■ Problem to solve
Using the data below, copy each line that includes the word "国家体育总局水上运动管理中心".

■ Records provided
+++++

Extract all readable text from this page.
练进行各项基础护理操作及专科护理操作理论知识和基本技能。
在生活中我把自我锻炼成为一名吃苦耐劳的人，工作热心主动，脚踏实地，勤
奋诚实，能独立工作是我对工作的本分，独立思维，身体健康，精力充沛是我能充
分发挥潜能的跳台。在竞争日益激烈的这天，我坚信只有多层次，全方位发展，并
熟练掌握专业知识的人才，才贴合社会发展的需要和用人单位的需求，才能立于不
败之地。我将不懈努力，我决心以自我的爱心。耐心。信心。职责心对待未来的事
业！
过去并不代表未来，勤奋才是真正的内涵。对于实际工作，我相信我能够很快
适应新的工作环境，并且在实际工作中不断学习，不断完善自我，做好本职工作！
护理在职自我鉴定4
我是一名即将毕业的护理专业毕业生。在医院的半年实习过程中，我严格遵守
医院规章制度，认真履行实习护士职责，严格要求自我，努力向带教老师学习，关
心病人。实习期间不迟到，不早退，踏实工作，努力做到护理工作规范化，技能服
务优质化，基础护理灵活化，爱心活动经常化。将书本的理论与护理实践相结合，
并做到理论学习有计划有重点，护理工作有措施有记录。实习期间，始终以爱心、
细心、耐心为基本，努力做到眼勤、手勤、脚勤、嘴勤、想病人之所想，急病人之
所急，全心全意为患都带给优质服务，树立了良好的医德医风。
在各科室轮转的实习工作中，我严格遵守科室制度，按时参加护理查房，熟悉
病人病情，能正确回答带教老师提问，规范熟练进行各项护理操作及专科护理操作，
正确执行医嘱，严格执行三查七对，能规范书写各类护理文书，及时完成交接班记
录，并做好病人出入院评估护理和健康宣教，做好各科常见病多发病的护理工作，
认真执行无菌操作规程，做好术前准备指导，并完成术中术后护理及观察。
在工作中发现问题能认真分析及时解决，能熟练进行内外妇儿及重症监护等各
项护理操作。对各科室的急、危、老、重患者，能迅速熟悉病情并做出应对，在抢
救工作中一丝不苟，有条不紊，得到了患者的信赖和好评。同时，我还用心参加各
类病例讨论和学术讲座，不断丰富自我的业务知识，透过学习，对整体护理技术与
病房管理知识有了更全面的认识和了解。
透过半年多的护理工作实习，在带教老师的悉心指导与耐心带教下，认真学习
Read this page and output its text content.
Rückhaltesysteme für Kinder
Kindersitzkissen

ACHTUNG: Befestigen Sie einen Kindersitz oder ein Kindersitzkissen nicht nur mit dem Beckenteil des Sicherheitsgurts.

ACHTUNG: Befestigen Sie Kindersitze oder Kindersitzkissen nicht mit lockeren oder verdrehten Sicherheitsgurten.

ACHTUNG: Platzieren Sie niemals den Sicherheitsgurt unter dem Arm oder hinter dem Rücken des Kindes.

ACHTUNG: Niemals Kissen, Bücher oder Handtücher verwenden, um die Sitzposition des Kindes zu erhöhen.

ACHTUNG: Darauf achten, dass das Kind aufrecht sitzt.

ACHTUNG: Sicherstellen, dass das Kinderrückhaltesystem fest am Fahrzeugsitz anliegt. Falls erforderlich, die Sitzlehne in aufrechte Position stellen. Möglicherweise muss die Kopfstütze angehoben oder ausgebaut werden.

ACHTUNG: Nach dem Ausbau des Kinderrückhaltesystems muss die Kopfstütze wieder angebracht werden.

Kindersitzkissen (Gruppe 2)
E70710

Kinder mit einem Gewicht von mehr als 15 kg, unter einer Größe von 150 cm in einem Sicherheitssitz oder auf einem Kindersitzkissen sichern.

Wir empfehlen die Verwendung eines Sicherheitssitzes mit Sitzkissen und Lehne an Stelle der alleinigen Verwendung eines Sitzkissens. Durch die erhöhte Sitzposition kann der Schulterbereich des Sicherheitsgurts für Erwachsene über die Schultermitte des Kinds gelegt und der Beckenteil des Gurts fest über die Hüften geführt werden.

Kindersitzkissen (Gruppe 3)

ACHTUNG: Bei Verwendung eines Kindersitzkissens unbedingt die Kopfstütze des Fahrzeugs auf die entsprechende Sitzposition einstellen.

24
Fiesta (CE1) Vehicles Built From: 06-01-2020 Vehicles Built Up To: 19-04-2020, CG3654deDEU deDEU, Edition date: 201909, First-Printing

+++++

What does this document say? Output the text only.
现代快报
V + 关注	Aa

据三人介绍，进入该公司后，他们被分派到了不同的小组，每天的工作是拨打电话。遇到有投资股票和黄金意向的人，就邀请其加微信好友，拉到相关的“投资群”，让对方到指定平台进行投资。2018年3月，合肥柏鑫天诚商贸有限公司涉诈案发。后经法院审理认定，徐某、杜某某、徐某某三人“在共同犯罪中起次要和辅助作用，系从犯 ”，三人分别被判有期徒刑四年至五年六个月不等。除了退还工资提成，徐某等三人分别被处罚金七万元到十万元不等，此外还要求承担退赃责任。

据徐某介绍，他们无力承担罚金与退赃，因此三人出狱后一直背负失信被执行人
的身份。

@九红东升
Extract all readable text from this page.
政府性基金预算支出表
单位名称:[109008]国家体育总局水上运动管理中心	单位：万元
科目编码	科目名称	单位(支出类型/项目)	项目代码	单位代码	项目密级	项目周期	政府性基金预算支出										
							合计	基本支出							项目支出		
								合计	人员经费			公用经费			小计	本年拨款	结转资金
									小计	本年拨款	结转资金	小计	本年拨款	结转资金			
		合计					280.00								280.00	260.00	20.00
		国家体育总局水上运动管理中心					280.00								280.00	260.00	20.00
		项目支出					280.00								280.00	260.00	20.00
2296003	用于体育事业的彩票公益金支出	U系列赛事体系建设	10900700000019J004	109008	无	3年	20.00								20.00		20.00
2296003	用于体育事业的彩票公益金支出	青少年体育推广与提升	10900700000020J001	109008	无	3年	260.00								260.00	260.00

+++++

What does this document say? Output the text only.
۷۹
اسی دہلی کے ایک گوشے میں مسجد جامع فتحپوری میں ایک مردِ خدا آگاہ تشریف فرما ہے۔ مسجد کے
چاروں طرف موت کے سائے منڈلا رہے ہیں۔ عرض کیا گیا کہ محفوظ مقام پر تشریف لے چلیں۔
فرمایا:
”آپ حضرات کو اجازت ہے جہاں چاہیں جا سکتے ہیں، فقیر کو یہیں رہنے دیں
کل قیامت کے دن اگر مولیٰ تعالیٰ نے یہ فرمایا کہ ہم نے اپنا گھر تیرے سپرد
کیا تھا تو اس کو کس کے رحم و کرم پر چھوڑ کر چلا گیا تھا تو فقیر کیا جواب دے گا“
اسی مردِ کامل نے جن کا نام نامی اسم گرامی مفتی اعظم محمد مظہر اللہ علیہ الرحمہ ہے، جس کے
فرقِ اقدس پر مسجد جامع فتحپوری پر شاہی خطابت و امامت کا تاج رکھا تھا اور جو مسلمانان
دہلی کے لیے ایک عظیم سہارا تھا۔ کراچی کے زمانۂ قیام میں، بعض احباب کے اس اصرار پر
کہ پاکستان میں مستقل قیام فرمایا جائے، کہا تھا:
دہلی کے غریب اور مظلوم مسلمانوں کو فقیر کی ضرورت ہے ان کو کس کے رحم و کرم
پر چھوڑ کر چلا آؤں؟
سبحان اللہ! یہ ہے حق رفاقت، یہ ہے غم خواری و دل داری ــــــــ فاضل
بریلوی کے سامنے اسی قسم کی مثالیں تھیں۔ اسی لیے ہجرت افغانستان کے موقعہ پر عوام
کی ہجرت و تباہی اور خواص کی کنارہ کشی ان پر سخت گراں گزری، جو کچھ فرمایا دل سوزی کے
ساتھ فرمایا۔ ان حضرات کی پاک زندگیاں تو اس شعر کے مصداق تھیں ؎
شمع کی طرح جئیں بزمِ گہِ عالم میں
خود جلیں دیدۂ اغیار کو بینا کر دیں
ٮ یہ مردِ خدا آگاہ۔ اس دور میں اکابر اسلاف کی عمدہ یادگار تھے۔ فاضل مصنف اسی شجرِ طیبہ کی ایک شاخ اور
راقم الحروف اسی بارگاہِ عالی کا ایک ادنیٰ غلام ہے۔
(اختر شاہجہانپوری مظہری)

+++++

■ Exercise answer
单位名称:[109008]国家体育总局水上运动管理中心	单位：万元
		国家体育总局水上运动管理中心					280.00								280.00	260.00	20.00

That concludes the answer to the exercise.